__Objective__: List each line in which the string "Minimum" appears.

=-=-=-=-=

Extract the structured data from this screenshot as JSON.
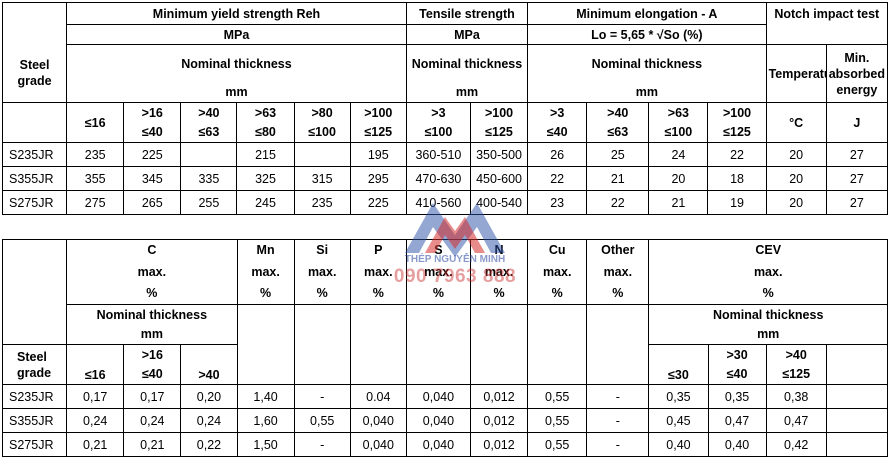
{
  "table1": {
    "h_min_yield": "Minimum yield strength Reh",
    "h_tensile": "Tensile strength",
    "h_min_elong": "Minimum elongation - A",
    "h_notch": "Notch impact test",
    "u_mpa_1": "MPa",
    "u_mpa_2": "MPa",
    "lo_formula": "Lo = 5,65 * √So (%)",
    "steel_grade": "Steel grade",
    "nominal_1": "Nominal thickness",
    "nominal_2": "Nominal thickness",
    "nominal_3": "Nominal thickness",
    "temperature": "Temperature",
    "min_absorbed": "Min. absorbed energy",
    "mm_1": "mm",
    "mm_2": "mm",
    "mm_3": "mm",
    "ranges_top": [
      "",
      ">16",
      ">40",
      ">63",
      ">80",
      ">100",
      ">3",
      ">100",
      ">3",
      ">40",
      ">63",
      ">100"
    ],
    "ranges_bottom": [
      "≤16",
      "≤40",
      "≤63",
      "≤80",
      "≤100",
      "≤125",
      "≤100",
      "≤125",
      "≤40",
      "≤63",
      "≤100",
      "≤125"
    ],
    "temp_unit": "°C",
    "energy_unit": "J",
    "rows": [
      [
        "S235JR",
        "235",
        "225",
        "",
        "215",
        "",
        "195",
        "360-510",
        "350-500",
        "26",
        "25",
        "24",
        "22",
        "20",
        "27"
      ],
      [
        "S355JR",
        "355",
        "345",
        "335",
        "325",
        "315",
        "295",
        "470-630",
        "450-600",
        "22",
        "21",
        "20",
        "18",
        "20",
        "27"
      ],
      [
        "S275JR",
        "275",
        "265",
        "255",
        "245",
        "235",
        "225",
        "410-560",
        "400-540",
        "23",
        "22",
        "21",
        "19",
        "20",
        "27"
      ]
    ]
  },
  "table2": {
    "steel_grade": "Steel grade",
    "elements": [
      "C",
      "Mn",
      "Si",
      "P",
      "S",
      "N",
      "Cu",
      "Other",
      "CEV"
    ],
    "max": "max.",
    "pct": "%",
    "nominal_c": "Nominal thickness",
    "nominal_cev": "Nominal thickness",
    "mm_c": "mm",
    "mm_cev": "mm",
    "c_ranges_top": [
      "",
      ">16",
      ""
    ],
    "c_ranges_bottom": [
      "≤16",
      "≤40",
      ">40"
    ],
    "cev_ranges_top": [
      "",
      ">30",
      ">40"
    ],
    "cev_ranges_bottom": [
      "≤30",
      "≤40",
      "≤125"
    ],
    "rows": [
      [
        "S235JR",
        "0,17",
        "0,17",
        "0,20",
        "1,40",
        "-",
        "0.04",
        "0,040",
        "0,012",
        "0,55",
        "-",
        "0,35",
        "0,35",
        "0,38"
      ],
      [
        "S355JR",
        "0,24",
        "0,24",
        "0,24",
        "1,60",
        "0,55",
        "0,040",
        "0,040",
        "0,012",
        "0,55",
        "-",
        "0,45",
        "0,47",
        "0,47"
      ],
      [
        "S275JR",
        "0,21",
        "0,21",
        "0,22",
        "1,50",
        "-",
        "0,040",
        "0,040",
        "0,012",
        "0,55",
        "-",
        "0,40",
        "0,40",
        "0,42"
      ]
    ]
  },
  "watermark": {
    "brand": "THÉP NGUYỄN MINH",
    "phone": "090 7963 888",
    "logo_color_red": "#d42b2b",
    "logo_color_blue": "#2a4fa8"
  }
}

=-=-=-=-=

__In response__:
    "h_min_yield": "Minimum yield strength Reh",
    "h_min_elong": "Minimum elongation - A",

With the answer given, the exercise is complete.